• [PROBLEM STATEMENT]
Return all lines with the word "this" in them.

[Records from a collection of figures]
* * * * *

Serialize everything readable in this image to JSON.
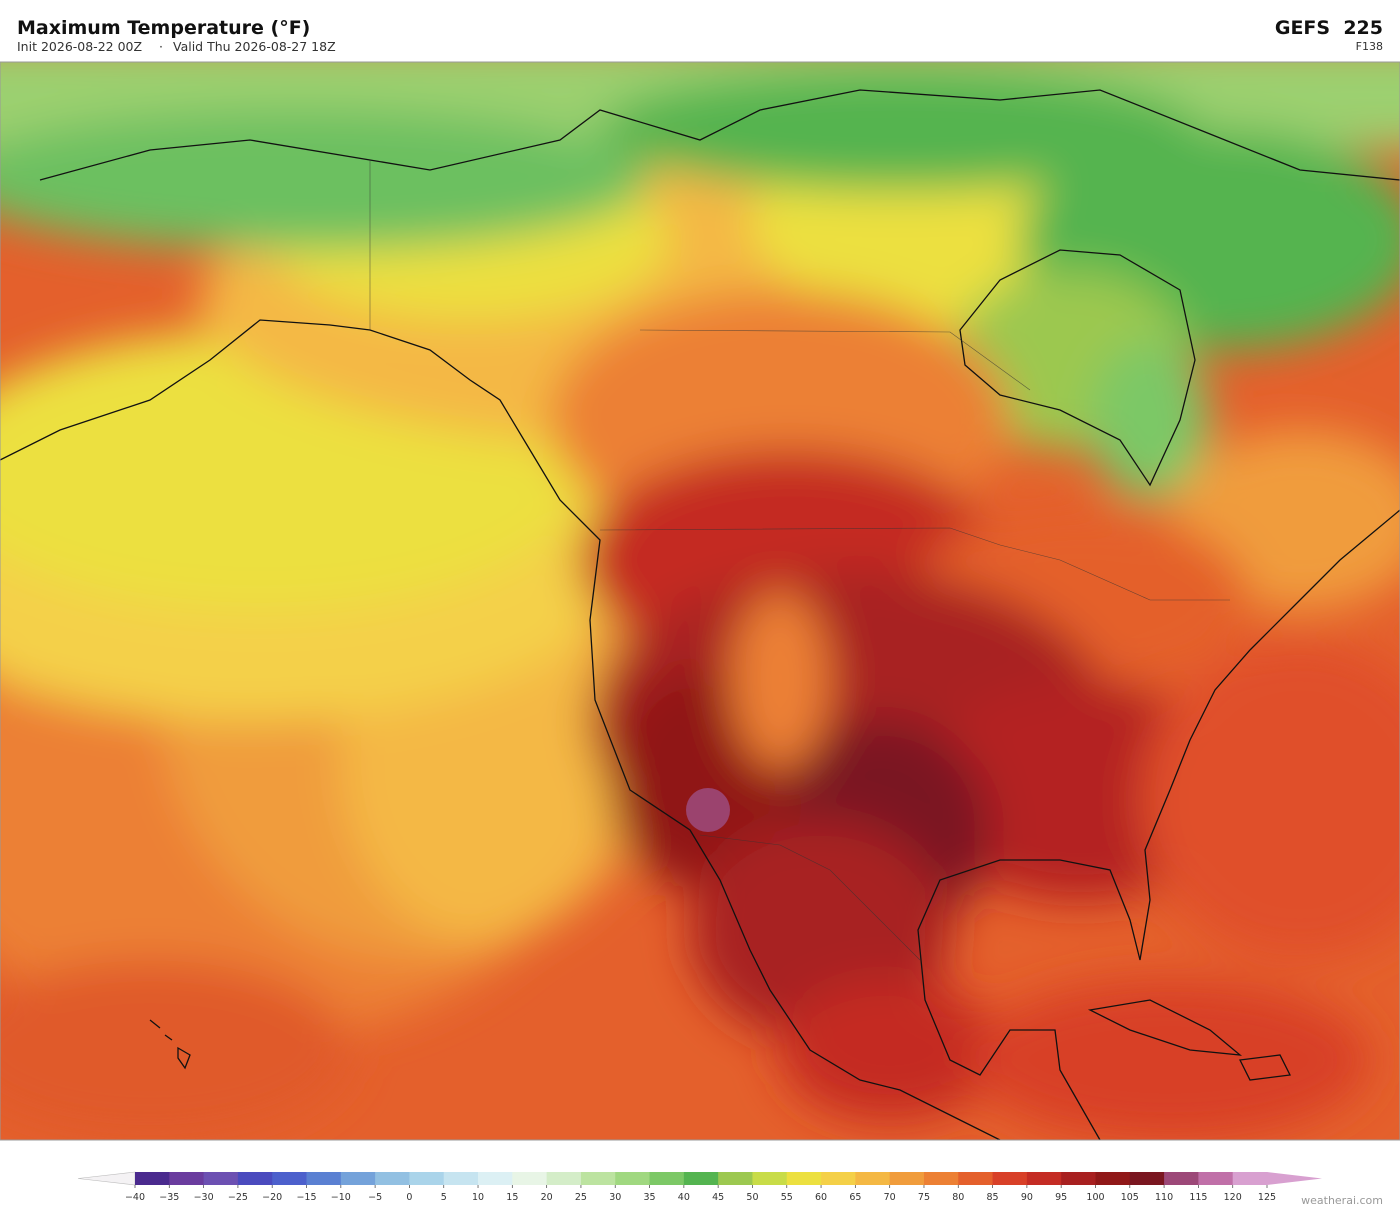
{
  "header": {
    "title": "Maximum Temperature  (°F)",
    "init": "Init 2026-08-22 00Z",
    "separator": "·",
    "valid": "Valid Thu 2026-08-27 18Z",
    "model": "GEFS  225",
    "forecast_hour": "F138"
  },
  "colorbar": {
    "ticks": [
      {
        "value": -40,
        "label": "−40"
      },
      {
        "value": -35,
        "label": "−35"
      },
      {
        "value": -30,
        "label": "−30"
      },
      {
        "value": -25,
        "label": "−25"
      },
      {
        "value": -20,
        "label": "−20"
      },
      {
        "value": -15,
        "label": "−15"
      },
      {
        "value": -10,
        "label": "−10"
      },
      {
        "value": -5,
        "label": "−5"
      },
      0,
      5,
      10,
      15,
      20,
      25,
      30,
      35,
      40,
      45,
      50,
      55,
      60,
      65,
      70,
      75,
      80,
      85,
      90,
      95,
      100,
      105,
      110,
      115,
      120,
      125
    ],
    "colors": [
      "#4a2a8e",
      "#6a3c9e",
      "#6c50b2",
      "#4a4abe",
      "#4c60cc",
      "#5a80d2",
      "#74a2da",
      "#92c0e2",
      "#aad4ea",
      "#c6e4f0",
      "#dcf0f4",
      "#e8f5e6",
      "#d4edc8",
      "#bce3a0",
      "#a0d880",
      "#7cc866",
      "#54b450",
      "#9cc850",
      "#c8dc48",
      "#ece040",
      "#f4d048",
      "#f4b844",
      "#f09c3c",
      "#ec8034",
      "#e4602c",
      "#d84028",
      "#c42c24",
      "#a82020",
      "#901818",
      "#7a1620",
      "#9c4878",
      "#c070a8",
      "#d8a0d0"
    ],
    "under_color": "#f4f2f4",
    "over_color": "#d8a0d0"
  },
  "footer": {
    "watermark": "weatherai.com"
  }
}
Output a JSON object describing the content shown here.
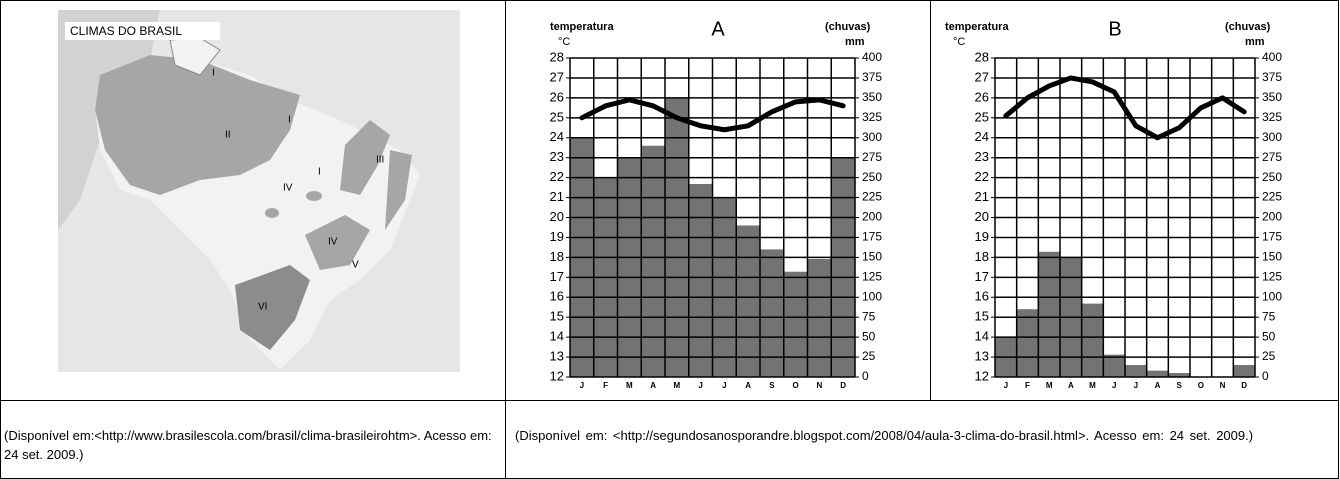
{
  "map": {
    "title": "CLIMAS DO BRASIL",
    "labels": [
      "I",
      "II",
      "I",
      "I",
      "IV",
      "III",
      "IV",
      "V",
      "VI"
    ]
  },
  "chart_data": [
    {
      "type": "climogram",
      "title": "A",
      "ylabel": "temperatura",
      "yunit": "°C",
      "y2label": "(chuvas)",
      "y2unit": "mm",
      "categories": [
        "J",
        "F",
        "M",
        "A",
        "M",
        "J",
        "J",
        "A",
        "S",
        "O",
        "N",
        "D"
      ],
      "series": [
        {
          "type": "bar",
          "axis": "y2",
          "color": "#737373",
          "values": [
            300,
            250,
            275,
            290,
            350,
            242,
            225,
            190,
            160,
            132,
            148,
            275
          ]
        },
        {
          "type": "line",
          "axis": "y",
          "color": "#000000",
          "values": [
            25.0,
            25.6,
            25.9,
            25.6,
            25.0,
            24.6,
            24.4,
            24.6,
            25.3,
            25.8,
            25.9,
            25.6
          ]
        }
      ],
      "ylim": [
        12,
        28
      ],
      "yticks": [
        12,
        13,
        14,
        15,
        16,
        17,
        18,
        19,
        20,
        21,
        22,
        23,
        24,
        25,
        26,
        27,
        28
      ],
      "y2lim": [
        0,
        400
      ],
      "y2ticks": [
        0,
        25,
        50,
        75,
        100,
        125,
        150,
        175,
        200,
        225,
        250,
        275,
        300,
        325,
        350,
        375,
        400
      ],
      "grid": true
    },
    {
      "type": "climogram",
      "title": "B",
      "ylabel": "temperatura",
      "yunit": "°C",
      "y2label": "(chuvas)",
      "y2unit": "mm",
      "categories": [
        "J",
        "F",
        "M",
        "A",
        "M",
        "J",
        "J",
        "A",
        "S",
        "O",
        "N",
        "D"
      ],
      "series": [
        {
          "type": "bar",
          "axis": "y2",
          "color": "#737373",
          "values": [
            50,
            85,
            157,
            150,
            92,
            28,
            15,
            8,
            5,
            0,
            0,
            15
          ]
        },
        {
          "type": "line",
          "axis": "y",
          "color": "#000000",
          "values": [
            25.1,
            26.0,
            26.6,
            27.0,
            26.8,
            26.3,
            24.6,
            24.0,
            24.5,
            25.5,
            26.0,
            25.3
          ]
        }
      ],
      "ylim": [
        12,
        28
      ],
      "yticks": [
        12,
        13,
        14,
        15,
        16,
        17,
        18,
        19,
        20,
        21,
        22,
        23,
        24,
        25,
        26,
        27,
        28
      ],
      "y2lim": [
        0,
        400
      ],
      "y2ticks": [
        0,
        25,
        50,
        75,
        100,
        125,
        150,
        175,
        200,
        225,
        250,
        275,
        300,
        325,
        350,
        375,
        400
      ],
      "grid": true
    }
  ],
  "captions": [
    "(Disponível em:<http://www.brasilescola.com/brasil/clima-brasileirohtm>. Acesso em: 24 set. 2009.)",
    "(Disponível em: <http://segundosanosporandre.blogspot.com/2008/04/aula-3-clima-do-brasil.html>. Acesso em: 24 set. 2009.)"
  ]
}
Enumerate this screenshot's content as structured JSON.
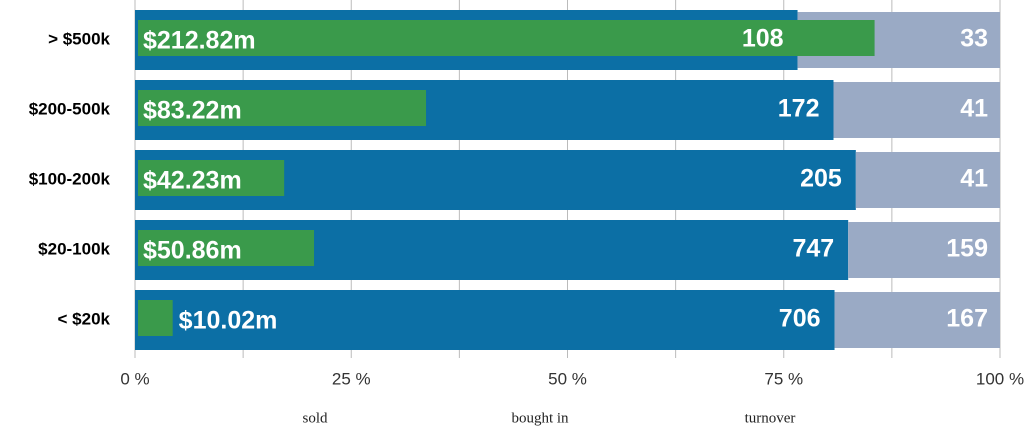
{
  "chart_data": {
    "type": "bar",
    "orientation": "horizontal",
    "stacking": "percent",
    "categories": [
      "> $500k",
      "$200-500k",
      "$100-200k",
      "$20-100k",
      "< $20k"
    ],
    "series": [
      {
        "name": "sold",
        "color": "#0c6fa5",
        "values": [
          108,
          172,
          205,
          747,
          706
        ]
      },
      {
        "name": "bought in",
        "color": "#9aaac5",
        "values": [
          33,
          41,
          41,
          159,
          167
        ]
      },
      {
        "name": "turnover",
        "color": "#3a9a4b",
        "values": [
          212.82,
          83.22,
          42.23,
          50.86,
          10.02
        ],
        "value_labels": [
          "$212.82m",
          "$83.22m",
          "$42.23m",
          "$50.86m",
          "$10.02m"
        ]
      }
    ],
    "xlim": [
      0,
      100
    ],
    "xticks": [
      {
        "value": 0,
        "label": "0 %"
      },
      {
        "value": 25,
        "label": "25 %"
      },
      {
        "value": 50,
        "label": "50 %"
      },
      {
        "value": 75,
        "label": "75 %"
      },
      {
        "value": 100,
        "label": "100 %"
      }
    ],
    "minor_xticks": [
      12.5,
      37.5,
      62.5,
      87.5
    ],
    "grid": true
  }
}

* * * * *

• [TASK RESPONSE]
Serialize everything readable in this image to JSON.
Enumerate this screenshot's content as structured JSON.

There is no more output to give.